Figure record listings
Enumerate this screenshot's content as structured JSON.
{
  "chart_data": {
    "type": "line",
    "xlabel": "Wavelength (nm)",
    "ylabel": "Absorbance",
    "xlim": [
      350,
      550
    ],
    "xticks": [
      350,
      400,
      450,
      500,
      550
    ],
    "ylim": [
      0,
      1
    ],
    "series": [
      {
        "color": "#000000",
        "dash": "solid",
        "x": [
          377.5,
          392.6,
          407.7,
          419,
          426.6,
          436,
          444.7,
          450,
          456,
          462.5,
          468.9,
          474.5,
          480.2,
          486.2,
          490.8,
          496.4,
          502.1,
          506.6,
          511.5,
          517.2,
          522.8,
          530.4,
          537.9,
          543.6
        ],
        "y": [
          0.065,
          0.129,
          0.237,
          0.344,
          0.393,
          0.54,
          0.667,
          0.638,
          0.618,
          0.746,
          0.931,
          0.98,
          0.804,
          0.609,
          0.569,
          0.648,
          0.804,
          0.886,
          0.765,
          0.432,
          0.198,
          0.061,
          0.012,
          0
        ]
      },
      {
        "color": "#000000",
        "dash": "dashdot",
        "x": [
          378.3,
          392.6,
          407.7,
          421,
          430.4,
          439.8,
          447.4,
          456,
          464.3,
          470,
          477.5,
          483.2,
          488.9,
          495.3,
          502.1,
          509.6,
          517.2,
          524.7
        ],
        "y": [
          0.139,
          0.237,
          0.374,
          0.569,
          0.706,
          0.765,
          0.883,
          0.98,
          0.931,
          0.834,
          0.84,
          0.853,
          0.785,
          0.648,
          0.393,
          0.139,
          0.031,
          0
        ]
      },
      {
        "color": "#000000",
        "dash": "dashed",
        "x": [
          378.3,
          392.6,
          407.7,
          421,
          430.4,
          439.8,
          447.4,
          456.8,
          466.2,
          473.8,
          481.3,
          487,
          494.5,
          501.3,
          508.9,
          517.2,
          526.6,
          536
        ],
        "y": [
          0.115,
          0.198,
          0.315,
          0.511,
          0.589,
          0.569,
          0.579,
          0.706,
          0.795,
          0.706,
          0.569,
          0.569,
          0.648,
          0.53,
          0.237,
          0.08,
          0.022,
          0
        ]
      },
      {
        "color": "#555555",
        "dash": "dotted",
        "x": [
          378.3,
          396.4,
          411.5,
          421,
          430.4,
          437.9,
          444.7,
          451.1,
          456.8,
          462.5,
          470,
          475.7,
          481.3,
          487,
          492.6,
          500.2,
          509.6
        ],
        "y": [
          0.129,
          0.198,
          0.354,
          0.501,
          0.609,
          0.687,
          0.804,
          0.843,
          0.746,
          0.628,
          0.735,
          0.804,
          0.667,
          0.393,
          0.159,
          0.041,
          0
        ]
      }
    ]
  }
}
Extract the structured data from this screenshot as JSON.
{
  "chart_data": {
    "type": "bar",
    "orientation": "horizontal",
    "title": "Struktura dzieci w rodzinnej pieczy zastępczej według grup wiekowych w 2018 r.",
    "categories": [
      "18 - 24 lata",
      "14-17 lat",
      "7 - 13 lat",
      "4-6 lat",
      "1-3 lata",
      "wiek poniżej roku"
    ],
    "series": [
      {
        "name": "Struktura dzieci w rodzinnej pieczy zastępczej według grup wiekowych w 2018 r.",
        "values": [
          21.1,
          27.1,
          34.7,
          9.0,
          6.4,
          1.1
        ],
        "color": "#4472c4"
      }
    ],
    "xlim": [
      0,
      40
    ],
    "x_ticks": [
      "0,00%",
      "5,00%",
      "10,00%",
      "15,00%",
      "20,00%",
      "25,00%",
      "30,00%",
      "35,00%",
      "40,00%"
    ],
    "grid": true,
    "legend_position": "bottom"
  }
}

Exercise requirements:
Pull out all lines containing "this".

Correct output:
Enumerate this screenshot's content as structured JSON.
Extract the structured data from this screenshot as JSON.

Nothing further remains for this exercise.